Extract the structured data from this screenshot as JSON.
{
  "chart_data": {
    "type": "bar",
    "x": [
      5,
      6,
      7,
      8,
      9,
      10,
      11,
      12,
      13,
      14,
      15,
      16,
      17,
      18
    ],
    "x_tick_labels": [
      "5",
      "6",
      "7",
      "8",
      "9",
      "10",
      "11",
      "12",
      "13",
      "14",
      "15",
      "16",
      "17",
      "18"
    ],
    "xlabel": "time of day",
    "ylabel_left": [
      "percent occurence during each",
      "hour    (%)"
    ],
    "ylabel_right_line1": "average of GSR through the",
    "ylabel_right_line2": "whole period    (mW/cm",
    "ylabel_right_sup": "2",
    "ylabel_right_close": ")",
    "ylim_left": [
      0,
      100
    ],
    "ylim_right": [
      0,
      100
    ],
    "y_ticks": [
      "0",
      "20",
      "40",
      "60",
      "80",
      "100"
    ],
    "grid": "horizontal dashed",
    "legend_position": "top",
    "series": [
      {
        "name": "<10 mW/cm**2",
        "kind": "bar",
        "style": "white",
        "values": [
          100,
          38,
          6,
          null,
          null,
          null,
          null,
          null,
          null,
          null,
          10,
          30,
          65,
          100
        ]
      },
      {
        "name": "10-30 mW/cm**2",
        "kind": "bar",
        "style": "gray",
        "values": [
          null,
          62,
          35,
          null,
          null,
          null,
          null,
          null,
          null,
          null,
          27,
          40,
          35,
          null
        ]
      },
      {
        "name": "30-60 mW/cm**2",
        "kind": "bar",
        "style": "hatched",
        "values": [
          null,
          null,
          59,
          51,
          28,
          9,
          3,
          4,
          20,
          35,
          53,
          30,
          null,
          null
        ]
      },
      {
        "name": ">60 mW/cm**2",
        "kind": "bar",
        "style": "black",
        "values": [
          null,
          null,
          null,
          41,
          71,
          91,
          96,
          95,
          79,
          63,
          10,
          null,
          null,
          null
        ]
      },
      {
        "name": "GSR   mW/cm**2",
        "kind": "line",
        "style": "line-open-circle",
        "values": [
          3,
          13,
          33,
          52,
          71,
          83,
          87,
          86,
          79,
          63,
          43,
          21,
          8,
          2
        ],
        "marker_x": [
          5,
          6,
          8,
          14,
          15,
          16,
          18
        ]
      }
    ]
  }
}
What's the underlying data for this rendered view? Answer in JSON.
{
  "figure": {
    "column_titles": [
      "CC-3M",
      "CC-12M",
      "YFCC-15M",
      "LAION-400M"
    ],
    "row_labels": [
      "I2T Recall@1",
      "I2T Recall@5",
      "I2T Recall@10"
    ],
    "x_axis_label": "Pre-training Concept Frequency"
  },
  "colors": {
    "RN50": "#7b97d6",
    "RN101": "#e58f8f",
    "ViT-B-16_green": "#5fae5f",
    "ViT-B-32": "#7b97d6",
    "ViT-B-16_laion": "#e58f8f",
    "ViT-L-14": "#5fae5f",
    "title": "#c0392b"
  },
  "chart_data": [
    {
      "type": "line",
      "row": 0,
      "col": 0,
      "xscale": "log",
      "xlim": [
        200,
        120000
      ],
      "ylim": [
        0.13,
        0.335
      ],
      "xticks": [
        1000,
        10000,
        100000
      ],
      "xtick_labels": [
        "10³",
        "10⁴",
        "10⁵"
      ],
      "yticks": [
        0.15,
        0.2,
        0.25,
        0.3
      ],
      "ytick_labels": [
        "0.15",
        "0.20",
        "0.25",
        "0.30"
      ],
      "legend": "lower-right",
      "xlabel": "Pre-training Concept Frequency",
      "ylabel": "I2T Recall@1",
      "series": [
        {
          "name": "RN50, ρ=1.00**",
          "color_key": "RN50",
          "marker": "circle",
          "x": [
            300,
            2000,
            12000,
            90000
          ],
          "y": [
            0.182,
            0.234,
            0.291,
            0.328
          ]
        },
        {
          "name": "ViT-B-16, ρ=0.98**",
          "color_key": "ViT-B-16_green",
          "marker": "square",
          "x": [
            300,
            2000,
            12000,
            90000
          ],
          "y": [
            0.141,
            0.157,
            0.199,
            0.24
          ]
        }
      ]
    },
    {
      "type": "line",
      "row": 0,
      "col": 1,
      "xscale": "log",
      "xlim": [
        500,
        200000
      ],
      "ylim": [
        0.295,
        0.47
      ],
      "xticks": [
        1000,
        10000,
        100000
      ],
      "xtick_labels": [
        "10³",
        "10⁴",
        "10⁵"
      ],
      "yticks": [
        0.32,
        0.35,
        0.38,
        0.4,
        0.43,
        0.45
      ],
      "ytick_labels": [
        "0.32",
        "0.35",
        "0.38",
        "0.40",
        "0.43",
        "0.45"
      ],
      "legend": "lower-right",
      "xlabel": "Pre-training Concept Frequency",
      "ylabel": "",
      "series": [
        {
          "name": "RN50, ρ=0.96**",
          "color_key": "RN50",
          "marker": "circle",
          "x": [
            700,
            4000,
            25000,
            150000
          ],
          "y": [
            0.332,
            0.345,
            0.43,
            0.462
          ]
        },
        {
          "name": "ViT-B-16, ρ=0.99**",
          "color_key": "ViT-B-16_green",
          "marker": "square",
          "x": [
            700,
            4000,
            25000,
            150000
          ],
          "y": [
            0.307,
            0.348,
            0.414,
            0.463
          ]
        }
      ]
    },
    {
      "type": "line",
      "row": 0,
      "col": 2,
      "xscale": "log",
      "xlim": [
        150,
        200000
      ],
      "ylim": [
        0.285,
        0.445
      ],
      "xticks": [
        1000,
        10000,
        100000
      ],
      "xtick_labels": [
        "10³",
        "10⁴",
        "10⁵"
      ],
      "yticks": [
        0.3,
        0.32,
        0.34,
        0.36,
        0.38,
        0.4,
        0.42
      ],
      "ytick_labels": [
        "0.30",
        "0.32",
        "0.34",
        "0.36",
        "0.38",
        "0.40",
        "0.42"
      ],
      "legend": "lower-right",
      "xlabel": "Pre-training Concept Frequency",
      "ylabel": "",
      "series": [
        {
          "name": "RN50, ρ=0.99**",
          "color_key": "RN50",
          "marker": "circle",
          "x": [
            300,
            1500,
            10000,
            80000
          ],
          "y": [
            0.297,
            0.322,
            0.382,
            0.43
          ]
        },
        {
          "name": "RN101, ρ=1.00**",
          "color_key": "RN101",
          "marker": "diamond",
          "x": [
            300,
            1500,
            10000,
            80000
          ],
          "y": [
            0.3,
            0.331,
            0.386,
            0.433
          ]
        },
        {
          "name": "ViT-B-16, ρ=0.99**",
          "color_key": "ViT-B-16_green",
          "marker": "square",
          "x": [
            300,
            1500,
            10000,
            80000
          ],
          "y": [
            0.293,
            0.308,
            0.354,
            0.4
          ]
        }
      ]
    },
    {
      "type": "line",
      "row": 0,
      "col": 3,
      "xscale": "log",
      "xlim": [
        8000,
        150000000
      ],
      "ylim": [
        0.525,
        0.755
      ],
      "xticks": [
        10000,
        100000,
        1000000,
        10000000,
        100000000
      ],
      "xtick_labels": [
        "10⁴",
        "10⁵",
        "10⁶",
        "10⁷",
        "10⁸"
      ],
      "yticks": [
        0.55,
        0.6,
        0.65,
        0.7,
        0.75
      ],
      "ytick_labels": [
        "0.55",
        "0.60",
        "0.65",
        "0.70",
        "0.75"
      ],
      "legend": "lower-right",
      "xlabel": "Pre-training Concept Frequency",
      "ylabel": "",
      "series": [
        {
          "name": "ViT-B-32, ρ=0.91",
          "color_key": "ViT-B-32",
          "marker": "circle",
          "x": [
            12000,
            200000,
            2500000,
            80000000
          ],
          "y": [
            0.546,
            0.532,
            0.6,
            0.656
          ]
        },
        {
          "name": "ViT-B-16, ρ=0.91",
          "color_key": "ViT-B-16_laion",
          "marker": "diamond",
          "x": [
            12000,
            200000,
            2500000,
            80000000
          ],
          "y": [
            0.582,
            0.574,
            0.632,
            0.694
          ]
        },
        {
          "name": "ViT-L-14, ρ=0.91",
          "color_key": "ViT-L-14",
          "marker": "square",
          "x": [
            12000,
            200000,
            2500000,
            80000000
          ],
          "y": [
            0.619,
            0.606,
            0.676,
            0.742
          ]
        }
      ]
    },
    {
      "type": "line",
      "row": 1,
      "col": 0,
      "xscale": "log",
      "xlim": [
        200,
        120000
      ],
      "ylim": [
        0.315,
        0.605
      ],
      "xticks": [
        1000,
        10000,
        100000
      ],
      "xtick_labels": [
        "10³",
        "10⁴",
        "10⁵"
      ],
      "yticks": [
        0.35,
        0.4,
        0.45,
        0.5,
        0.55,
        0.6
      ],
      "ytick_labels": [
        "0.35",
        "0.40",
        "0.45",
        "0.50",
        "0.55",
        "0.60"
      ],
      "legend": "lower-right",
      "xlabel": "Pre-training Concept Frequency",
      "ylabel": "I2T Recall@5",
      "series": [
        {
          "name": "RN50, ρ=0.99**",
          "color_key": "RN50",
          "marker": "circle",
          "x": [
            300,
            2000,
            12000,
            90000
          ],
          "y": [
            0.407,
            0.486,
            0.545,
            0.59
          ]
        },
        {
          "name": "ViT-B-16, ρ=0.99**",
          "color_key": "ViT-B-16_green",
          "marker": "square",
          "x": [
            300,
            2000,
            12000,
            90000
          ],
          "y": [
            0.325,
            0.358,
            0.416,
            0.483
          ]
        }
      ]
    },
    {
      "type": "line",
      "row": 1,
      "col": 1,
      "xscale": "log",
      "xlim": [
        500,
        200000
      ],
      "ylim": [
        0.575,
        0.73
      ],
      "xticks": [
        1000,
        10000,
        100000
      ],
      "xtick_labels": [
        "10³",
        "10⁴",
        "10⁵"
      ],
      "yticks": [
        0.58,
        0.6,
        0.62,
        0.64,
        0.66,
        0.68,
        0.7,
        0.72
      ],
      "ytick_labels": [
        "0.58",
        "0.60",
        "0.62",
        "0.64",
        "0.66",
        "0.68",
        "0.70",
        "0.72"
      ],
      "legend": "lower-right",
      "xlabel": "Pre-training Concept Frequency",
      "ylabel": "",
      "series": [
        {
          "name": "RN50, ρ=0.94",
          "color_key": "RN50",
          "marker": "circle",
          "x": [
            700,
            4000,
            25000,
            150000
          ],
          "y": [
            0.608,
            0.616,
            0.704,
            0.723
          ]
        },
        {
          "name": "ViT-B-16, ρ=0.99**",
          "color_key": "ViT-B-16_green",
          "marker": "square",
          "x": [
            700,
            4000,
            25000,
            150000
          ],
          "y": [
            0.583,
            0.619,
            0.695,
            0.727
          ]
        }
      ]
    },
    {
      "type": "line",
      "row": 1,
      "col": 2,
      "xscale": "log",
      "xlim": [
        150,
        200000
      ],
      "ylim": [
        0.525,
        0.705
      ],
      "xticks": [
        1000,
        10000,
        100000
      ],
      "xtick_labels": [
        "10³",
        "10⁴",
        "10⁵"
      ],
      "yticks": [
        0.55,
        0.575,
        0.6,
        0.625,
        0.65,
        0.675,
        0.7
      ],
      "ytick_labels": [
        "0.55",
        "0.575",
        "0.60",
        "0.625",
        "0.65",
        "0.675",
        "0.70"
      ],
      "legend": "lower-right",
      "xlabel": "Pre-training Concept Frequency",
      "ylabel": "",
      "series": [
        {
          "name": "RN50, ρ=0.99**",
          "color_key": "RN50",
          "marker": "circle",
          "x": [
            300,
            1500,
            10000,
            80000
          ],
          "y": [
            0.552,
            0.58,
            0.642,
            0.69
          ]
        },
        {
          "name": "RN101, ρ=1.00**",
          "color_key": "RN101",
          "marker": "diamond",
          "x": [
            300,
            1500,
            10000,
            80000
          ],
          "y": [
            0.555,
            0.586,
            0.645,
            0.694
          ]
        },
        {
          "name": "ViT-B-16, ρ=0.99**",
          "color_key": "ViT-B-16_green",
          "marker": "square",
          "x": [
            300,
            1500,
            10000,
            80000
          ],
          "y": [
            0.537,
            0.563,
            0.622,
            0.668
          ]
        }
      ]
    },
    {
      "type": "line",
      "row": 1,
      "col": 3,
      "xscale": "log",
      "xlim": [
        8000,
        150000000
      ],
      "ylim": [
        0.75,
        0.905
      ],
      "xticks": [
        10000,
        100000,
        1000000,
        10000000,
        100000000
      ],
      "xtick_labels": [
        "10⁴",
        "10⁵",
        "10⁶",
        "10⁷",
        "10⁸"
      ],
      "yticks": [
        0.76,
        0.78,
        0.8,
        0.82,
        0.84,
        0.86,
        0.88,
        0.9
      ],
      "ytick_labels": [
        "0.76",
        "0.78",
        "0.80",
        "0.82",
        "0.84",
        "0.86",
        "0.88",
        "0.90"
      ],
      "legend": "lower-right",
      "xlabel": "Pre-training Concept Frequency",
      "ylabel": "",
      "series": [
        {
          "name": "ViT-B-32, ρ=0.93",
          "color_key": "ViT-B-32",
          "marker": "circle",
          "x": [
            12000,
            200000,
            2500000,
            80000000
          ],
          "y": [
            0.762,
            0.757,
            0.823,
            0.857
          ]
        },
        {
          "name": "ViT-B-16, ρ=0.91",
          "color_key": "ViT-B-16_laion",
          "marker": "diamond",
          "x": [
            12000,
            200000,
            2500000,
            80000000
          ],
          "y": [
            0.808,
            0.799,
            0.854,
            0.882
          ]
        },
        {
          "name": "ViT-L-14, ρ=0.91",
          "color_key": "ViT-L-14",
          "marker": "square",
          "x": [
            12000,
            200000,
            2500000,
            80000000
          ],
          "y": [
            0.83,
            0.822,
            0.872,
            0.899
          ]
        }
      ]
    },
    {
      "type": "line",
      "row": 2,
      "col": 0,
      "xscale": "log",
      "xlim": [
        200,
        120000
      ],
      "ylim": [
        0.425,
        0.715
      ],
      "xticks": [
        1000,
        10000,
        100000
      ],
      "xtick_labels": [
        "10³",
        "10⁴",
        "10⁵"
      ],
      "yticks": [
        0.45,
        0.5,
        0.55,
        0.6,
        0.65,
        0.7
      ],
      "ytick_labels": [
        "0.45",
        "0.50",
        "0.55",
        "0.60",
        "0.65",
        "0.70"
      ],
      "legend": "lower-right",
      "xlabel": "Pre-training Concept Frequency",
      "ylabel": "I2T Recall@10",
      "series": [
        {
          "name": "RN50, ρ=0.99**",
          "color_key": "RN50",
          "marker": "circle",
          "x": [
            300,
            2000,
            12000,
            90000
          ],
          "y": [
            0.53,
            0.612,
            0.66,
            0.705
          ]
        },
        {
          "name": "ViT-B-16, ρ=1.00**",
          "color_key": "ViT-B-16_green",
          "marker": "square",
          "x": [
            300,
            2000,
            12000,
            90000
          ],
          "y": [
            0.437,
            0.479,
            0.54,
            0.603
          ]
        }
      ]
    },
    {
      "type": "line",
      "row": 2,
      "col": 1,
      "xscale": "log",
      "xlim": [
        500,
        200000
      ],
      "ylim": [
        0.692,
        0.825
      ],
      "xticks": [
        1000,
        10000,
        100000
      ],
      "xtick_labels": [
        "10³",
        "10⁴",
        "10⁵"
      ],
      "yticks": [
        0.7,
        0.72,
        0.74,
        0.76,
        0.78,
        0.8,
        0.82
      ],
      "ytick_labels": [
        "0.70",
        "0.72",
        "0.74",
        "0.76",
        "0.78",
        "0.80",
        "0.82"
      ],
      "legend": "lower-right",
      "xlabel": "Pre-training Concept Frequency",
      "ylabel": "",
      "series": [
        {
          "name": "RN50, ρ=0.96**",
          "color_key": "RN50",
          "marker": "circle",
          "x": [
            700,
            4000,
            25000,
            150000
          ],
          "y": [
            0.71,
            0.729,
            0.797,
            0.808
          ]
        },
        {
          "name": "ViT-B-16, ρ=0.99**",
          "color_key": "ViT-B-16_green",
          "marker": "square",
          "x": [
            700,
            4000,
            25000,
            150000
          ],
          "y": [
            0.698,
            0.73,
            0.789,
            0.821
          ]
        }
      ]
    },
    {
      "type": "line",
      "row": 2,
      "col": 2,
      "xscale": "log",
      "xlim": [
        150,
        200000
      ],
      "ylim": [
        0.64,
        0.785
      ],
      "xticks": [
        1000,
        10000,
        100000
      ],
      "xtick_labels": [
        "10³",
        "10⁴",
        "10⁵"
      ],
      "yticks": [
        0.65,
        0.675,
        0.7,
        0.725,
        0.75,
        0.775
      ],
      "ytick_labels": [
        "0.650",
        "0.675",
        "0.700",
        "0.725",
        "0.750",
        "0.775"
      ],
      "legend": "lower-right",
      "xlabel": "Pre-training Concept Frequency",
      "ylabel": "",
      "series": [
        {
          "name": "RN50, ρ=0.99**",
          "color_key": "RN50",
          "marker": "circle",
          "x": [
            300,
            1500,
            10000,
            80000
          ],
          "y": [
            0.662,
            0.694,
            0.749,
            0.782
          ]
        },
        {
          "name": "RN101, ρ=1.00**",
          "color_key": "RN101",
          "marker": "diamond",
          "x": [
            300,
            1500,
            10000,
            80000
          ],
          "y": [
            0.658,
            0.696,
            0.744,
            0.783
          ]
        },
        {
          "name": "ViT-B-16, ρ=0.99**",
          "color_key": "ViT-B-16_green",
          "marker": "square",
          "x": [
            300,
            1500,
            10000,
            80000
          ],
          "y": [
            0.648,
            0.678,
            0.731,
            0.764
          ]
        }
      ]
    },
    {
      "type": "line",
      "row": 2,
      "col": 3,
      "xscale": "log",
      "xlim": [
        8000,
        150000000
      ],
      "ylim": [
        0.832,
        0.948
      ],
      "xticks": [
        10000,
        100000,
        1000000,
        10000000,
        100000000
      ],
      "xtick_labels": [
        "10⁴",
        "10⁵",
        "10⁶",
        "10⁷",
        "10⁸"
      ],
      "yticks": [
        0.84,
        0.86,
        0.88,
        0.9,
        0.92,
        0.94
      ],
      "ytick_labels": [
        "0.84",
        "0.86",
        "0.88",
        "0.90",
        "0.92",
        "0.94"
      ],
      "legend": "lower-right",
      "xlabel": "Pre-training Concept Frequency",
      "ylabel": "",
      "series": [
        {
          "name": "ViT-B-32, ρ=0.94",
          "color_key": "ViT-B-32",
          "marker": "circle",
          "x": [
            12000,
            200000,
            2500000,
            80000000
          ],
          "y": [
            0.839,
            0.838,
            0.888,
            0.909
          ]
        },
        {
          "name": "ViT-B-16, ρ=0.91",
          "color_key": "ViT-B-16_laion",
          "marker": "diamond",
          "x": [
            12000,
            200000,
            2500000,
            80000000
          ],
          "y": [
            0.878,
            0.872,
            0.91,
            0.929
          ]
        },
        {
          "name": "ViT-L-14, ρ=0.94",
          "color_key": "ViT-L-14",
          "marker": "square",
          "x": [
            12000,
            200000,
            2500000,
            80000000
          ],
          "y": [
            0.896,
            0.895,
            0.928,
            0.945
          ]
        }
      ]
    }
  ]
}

DIRECTIVE: How many lines of the data hold the string "JSON"? Reply with the number alone.

OUTPUT BELOW: 2